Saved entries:
- - - - - - -

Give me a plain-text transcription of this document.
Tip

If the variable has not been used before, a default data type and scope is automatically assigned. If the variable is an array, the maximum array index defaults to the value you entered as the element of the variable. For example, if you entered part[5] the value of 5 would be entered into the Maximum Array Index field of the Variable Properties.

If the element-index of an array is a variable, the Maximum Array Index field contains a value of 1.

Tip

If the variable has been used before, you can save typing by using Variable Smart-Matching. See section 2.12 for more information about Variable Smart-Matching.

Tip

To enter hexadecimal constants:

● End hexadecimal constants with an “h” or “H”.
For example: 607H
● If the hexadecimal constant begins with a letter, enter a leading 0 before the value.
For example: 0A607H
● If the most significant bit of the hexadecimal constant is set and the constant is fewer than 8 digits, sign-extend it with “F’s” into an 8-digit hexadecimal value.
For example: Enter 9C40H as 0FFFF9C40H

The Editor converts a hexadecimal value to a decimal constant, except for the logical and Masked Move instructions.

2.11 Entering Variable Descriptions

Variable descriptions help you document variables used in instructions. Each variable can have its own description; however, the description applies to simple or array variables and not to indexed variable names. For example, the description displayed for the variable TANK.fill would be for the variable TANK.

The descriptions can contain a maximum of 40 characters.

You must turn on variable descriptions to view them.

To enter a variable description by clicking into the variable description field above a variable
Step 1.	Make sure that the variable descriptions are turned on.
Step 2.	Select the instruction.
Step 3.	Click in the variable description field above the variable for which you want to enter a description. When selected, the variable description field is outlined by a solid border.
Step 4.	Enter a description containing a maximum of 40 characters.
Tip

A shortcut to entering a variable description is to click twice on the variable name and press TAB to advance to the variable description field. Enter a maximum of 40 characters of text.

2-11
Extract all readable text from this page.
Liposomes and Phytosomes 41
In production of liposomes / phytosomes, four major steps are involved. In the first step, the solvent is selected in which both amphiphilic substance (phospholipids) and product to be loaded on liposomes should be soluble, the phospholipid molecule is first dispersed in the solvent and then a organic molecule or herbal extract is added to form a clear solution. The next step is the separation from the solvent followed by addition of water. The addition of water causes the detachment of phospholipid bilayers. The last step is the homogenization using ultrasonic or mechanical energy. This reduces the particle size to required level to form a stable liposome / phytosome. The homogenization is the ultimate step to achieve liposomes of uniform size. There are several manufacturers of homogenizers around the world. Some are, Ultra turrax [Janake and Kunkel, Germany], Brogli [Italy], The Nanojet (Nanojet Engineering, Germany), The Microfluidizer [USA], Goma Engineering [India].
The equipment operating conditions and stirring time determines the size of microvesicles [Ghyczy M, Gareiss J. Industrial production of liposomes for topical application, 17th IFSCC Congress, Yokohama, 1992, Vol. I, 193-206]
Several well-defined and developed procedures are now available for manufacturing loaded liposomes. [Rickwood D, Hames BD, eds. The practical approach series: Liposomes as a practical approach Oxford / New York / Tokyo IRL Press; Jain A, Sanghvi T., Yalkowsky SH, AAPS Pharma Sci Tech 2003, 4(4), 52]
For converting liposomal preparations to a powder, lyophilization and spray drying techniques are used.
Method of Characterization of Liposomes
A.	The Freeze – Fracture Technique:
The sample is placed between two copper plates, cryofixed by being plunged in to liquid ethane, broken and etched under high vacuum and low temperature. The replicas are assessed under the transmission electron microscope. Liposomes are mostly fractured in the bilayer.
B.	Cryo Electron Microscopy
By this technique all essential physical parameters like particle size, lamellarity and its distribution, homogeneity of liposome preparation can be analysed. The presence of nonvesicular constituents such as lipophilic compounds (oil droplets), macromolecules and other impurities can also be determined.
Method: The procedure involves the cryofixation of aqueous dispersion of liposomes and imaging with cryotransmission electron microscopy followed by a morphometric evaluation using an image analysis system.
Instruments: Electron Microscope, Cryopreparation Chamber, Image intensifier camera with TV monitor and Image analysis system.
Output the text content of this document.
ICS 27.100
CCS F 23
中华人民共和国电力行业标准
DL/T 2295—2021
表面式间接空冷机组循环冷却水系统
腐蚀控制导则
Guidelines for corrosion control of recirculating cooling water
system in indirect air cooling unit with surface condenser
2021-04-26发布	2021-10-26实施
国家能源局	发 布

- - - - - - -

> [EXERCISE DESCRIPTION] Set out exactly the run of lines that begins at the line holding "Output the text content of this document." and ends at the last line of the data.

> [SOLUTION TO THE EXERCISE]
Output the text content of this document.
ICS 27.100
CCS F 23
中华人民共和国电力行业标准
DL/T 2295—2021
表面式间接空冷机组循环冷却水系统
腐蚀控制导则
Guidelines for corrosion control of recirculating cooling water
system in indirect air cooling unit with surface condenser
2021-04-26发布	2021-10-26实施
国家能源局	发 布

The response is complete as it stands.